((

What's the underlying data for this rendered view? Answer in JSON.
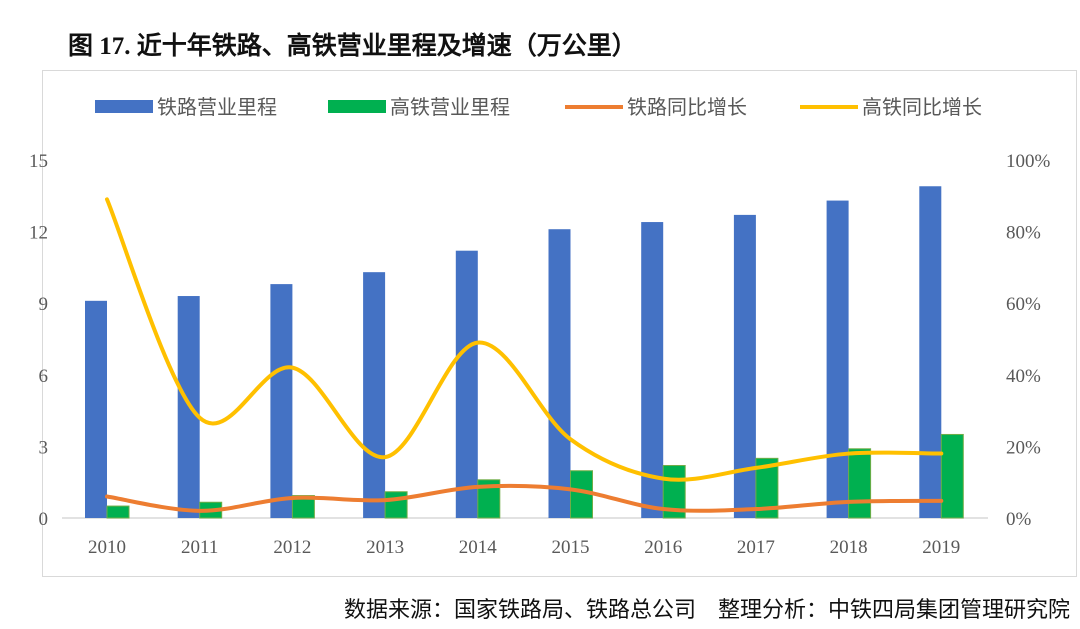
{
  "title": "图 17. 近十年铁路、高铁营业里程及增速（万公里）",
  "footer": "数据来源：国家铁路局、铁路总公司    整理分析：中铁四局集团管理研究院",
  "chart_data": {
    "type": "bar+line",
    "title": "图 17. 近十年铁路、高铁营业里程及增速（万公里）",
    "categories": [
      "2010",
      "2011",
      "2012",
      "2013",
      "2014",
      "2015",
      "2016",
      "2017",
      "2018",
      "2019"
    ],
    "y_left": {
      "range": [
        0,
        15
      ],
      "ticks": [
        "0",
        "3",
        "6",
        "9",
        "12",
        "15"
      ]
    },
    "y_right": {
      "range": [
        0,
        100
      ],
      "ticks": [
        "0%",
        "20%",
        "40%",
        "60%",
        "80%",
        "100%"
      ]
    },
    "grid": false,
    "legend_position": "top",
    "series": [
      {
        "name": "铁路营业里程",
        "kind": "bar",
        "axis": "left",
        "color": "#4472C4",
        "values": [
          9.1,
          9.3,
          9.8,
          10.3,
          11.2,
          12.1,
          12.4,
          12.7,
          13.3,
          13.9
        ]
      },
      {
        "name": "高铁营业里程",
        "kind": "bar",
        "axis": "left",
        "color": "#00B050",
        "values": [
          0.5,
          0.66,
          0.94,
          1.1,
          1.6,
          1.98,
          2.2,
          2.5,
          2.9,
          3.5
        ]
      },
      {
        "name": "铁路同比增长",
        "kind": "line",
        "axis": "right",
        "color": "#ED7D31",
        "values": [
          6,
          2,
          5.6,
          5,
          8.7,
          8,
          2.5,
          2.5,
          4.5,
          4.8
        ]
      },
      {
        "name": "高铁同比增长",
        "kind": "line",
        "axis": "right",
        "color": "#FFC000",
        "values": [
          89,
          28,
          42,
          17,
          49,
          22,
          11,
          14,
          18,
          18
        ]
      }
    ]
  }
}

))
((

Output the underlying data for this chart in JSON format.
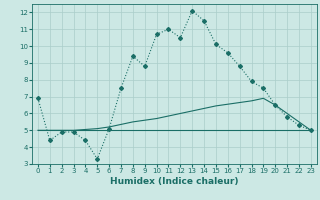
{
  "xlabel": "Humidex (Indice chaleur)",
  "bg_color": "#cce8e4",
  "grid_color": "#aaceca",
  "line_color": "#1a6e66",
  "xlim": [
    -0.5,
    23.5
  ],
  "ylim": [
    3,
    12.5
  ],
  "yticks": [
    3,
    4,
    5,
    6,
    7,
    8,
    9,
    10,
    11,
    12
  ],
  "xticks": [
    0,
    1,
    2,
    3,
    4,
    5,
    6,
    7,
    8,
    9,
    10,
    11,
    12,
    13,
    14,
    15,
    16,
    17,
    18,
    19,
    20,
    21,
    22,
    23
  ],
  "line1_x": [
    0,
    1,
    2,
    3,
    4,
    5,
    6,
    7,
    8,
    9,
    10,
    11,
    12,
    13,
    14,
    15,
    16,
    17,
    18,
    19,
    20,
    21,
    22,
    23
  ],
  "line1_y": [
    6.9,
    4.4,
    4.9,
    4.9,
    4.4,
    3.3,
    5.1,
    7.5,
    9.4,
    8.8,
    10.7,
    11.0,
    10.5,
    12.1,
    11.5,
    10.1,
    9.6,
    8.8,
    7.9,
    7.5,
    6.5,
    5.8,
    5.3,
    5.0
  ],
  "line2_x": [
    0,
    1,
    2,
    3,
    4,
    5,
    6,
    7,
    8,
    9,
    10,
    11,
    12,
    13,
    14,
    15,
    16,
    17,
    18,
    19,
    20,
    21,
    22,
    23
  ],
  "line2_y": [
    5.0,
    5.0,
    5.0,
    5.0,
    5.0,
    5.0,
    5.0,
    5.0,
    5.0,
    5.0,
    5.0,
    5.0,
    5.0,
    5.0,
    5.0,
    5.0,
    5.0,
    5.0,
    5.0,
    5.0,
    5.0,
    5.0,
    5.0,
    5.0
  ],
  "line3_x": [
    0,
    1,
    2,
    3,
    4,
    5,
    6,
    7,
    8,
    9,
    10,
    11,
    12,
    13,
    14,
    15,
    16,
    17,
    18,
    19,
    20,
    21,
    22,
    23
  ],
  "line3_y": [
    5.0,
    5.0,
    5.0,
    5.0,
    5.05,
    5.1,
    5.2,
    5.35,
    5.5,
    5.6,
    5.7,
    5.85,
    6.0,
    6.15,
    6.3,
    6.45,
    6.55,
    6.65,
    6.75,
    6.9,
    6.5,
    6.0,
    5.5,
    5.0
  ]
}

))
((

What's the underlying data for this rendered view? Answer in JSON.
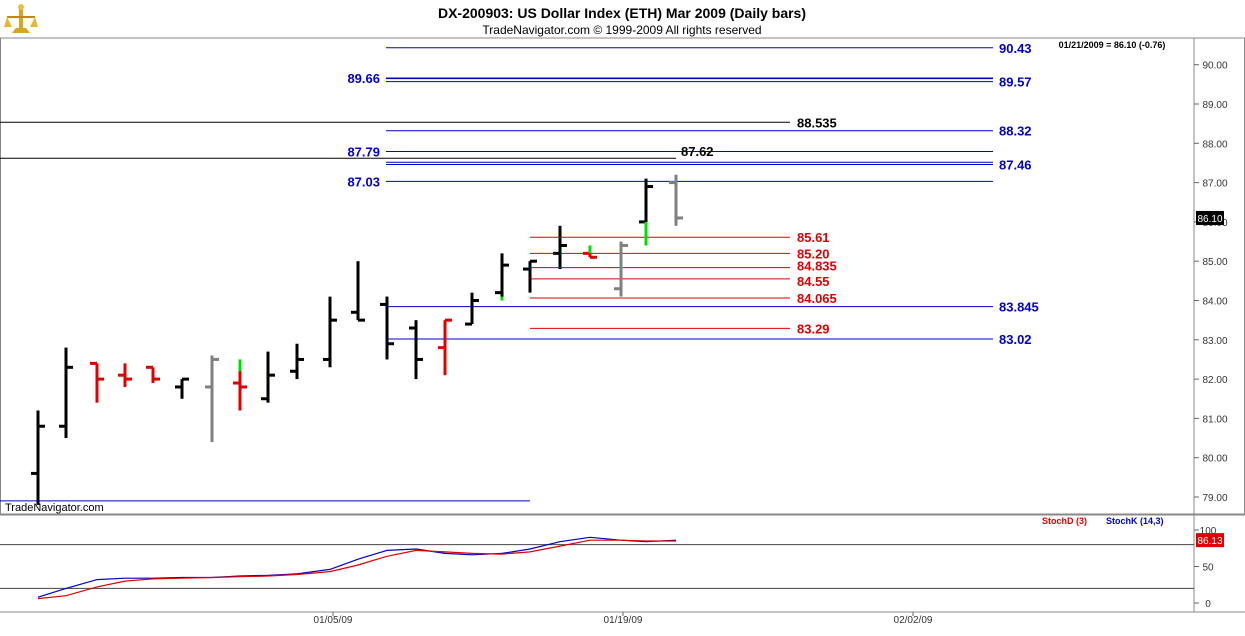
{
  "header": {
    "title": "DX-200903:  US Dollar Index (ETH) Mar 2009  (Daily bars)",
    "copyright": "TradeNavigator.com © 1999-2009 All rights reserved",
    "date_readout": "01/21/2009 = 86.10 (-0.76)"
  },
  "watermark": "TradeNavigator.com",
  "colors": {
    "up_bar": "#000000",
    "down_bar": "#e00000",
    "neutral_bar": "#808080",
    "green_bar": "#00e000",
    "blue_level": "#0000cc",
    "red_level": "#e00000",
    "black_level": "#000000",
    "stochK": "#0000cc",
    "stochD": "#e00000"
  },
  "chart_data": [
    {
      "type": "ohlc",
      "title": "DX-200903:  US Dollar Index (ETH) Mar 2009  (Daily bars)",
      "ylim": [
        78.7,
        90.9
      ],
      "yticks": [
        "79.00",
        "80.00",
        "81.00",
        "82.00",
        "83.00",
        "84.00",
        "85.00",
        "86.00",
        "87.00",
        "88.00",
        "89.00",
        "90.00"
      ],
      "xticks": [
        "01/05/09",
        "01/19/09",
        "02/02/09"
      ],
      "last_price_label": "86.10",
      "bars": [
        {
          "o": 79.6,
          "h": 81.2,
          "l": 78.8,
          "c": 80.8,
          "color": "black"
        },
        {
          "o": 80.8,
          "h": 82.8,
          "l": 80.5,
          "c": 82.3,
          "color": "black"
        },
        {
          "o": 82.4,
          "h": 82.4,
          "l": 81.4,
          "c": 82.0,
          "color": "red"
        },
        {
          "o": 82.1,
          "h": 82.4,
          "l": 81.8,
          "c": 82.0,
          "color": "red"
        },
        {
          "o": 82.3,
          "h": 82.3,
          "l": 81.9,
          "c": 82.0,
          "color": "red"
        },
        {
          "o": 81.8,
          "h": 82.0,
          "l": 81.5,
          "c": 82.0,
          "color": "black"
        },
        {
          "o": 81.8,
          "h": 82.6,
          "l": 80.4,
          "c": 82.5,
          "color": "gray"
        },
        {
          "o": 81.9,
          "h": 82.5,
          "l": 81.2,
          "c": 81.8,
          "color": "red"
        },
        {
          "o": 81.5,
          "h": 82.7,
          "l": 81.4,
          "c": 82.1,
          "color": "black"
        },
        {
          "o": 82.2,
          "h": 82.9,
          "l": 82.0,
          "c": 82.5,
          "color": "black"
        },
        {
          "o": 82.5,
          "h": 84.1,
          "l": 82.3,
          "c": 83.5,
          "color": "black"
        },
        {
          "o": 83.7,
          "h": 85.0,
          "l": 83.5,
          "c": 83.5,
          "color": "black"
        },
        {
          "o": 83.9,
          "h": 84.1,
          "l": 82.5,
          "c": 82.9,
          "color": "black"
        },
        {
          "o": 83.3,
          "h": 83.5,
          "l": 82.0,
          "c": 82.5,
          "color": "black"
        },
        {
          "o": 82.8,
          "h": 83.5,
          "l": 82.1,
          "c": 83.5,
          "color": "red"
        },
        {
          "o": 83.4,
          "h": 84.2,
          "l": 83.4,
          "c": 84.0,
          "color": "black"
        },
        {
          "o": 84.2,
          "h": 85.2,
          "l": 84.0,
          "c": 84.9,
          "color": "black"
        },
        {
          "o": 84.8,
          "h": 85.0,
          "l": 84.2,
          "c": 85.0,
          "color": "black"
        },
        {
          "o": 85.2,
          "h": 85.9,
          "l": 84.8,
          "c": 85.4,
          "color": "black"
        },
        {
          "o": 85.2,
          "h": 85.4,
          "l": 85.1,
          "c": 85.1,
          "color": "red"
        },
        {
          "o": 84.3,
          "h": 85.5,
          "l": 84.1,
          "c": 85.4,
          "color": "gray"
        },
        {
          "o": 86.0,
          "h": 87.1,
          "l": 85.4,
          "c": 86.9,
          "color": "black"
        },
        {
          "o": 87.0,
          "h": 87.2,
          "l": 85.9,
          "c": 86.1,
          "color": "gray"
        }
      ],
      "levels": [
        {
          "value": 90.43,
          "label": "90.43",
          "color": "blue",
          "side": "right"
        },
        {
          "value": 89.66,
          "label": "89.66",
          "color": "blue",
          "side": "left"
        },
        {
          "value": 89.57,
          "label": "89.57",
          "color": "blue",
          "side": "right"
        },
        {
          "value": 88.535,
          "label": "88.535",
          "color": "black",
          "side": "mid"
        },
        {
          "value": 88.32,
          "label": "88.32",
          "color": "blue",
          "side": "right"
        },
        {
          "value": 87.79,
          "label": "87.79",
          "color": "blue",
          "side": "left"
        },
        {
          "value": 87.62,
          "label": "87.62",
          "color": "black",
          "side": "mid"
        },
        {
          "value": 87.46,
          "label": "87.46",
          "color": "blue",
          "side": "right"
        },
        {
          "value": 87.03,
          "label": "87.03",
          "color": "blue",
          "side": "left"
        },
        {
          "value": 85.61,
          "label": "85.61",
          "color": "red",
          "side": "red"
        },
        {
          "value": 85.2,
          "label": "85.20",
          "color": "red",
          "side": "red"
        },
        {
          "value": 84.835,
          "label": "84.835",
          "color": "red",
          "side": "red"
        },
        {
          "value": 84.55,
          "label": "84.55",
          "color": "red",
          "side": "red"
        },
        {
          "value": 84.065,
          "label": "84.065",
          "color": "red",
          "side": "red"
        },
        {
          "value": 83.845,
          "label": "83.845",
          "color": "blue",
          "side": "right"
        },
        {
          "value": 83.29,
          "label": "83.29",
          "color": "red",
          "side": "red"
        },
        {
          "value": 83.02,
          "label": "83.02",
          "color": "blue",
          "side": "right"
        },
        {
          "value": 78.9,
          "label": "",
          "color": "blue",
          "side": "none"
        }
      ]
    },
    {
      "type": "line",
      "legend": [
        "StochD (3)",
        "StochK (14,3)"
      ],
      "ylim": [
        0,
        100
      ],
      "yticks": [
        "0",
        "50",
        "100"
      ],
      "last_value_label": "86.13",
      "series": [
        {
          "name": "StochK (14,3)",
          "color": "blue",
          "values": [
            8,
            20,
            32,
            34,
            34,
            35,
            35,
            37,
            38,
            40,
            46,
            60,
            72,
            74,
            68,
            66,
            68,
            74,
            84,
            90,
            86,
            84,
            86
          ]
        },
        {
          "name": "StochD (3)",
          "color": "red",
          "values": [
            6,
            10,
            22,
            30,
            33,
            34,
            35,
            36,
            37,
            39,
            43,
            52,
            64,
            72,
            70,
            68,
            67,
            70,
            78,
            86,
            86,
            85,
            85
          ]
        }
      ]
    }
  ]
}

))

▶ _WHAT TO DO_
Locate the lines above that hold the word "Dollar". Show every one of them.

▶ _RESPONSE TO THE EXERCISE_
    "title": "DX-200903:  US Dollar Index (ETH) Mar 2009  (Daily bars)",
      "title": "DX-200903:  US Dollar Index (ETH) Mar 2009  (Daily bars)",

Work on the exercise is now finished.